▸ **DOCUMENT SEGMENT**
#####

Henry VIII’s Enforcer

I wanted to write about the Thomas Cromwell documentary that was on the other night as part of BBC2’s Tudor Court Season, “Henry VIII’s Enforcer: The Rise and Fall of Thomas Cromwell”. Cromwell’s enduring image in history is one of a mindless thug who pillaged and dissolved monasteries, drove a wedge between England and Rome and thought nothing of removing his rivals. In the programme Professor Darmuid MacCulloch argued that Cromwell was so much more than this, that he was in fact a great statesman, religious reformer and a self-educated visionary who, motivated by religion and a desire to serve the country, laid the foundations for our modern state.

I’ve summarised MacCulloch’s main arguments below:

  • Cromwell was employed to sort out a problem for the Guild of St Mary in Lincoln. They were making most of their money from selling indulgences at the Boston Stump (church) but their licence was about to expire. Cromwell travelled to Rome, arranged a chance meeting with the Pope and got the licence renewed. Cromwell’s reputation as a fixer grew but he also saw first-hand how corrupt the Church could be.
  • Cromwell joined Wolsey’s household and quickly moved up the ranks by showing Wolsey how effectively he could get things done. Wolsey was also from humble origins and wanted other poor boys to have opportunities so he set about opening Cardinal Colleges in Ipswich (his home town) and Oxford. Cromwell was able to make this happen by closing down 12 monasteries for each College – his previous legal work had shown him how just much wealth there was in the church!

#####

▸ **DATASET EXCERPT**
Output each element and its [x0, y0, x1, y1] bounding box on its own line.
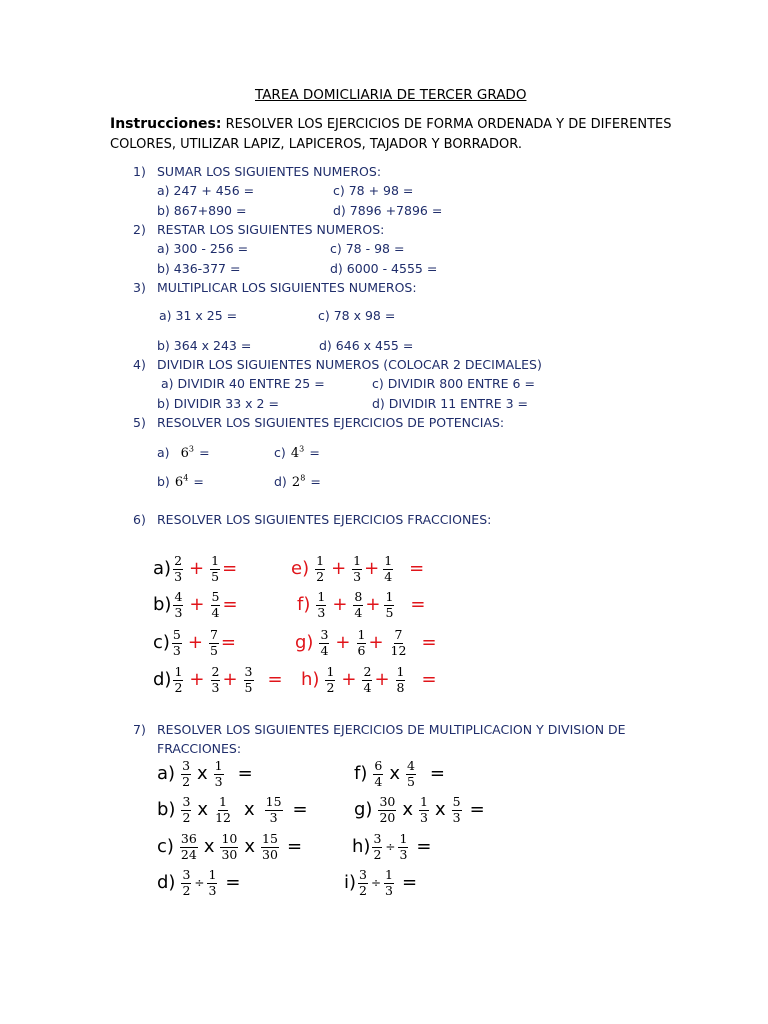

#####

▸ **PROBLEMS TO SOLVE**
(A) Answer these questions from the post about the Thomas Cromwell documentary:
(i) Which television season was the documentary shown as part of?
(ii) How was the Guild of St Mary in Lincoln making most of its money?
(iii) In which two places did Wolsey set about opening Cardinal Colleges?
(B) Put this sentence from the post about the Thomas Cromwell documentary into Spanish: "Cromwell travelled to Rome, arranged a chance meeting with the Pope and got the licence renewed."
(C) Carry the post about the Thomas Cromwell documentary forward from its last bullet point.

▸ **PER-TASK ANSWERS**
(A)
(i) BBC2's Tudor Court Season.
(ii) By selling indulgences at the Boston Stump (church).
(iii) Ipswich and Oxford.

(B) Cromwell viajó a Roma, organizó un encuentro casual con el Papa y consiguió que se renovara la licencia.

(C)
  • In 1523 Cromwell was elected to Parliament as an MP. Not long after Wolsey became embroiled in the king’s “Great Matter”, his divorce from Katherine of Aragon. Wolsey’s failure to make it happen led to him being charged with exercising a foreign authority against the King. Despite Cromwell’s reputation for treachery he remained loyal to Wolsey despite the danger to himself. Henry wanted to close both of the Cardinal colleges but Cromwell was able to defend Wolsey’s educational legacy by persuading Henry to keep them both open, although the college at Oxford was renamed Christchurch.
  • Cromwell knew he was dependent on Wolsey for support and career advancement but tried to use the marriage crises to his advantage. Henry was trying to prove that English monarch were above Papal authority and latched onto a story about King Arthur from a 12th century book of historical myths that referred to England as an empire, which means it doesn’t have to adhere to papal authority. Cromwell stepped in and came up with a way to sell this idea to the nobility and English people.
  • Cromwell knew only parliament could galvanise enough support for Henry’s religious revolution. Until now their role had mainly been to pass on petitions for the people and raise taxation but Cromwell persuaded them they could change the constitution and pass laws that would destroy the Pope’s power over the King. Cromwell set up bills including the Act in Restraint of Appeals, which stopped Katherine being able to appeal to Rome and effectively made England an empire. Cromwell had given parliament more power than they’d ever had, they were now able to intervene in the most fundamental constitutional affairs of the nation, a power they still have to this day. It also meant that from now on monarchs in England had to involve parliament in all their great decisions, which is in stark contrast to other European monarchs who received less restrictions to their power over the coming centuries. With these actions Cromwell effectively laid the foundation for the modern parliamentary state we live in today (although at the time he would have had no concept of parliamentary democracy)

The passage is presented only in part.